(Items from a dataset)
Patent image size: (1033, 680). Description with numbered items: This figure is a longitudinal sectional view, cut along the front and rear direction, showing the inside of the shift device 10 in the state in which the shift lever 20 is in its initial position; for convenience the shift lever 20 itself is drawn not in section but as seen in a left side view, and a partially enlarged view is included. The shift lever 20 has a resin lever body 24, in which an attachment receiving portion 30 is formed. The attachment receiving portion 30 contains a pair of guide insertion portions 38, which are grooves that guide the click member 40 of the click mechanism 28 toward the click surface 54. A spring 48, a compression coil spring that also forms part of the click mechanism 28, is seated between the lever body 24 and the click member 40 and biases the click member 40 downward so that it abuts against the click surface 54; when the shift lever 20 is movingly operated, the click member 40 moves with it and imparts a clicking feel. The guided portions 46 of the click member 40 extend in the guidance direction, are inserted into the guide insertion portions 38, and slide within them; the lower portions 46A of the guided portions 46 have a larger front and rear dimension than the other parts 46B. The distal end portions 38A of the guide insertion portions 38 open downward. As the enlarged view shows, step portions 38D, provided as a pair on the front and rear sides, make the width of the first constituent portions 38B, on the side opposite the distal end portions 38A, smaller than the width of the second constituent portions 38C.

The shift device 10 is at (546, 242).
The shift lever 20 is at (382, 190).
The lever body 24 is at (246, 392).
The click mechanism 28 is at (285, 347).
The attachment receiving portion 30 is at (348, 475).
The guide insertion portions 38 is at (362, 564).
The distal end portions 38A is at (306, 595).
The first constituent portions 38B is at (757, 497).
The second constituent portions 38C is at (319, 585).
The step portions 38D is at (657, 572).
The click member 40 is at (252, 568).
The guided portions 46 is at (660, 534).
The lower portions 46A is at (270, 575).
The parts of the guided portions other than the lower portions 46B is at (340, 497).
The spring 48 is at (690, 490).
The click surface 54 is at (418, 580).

→ Set task
Render each line of the items above as a Markdown table with the columns Row and Item Line. Number the rows in sequence and omit any blank lines.

→ Answer below
| Row | Item Line |
|---|---|
| 1 | Patent image size: (1033, 680). Description with numbered items: This figure is a longitudinal sectional view, cut along the front and rear direction, showing the inside of the shift device 10 in the state in which the shift lever 20 is in its initial position; for convenience the shift lever 20 itself is drawn not in section but as seen in a left side view, and a partially enlarged view is included. The shift lever 20 has a resin lever body 24, in which an attachment receiving portion 30 is formed. The attachment receiving portion 30 contains a pair of guide insertion portions 38, which are grooves that guide the click member 40 of the click mechanism 28 toward the click surface 54. A spring 48, a compression coil spring that also forms part of the click mechanism 28, is seated between the lever body 24 and the click member 40 and biases the click member 40 downward so that it abuts against the click surface 54; when the shift lever 20 is movingly operated, the click member 40 moves with it and imparts a clicking feel. The guided portions 46 of the click member 40 extend in the guidance direction, are inserted into the guide insertion portions 38, and slide within them; the lower portions 46A of the guided portions 46 have a larger front and rear dimension than the other parts 46B. The distal end portions 38A of the guide insertion portions 38 open downward. As the enlarged view shows, step portions 38D, provided as a pair on the front and rear sides, make the width of the first constituent portions 38B, on the side opposite the distal end portions 38A, smaller than the width of the second constituent portions 38C. |
| 2 | The shift device 10 is at (546, 242). |
| 3 | The shift lever 20 is at (382, 190). |
| 4 | The lever body 24 is at (246, 392). |
| 5 | The click mechanism 28 is at (285, 347). |
| 6 | The attachment receiving portion 30 is at (348, 475). |
| 7 | The guide insertion portions 38 is at (362, 564). |
| 8 | The distal end portions 38A is at (306, 595). |
| 9 | The first constituent portions 38B is at (757, 497). |
| 10 | The second constituent portions 38C is at (319, 585). |
| 11 | The step portions 38D is at (657, 572). |
| 12 | The click member 40 is at (252, 568). |
| 13 | The guided portions 46 is at (660, 534). |
| 14 | The lower portions 46A is at (270, 575). |
| 15 | The parts of the guided portions other than the lower portions 46B is at (340, 497). |
| 16 | The spring 48 is at (690, 490). |
| 17 | The click surface 54 is at (418, 580). |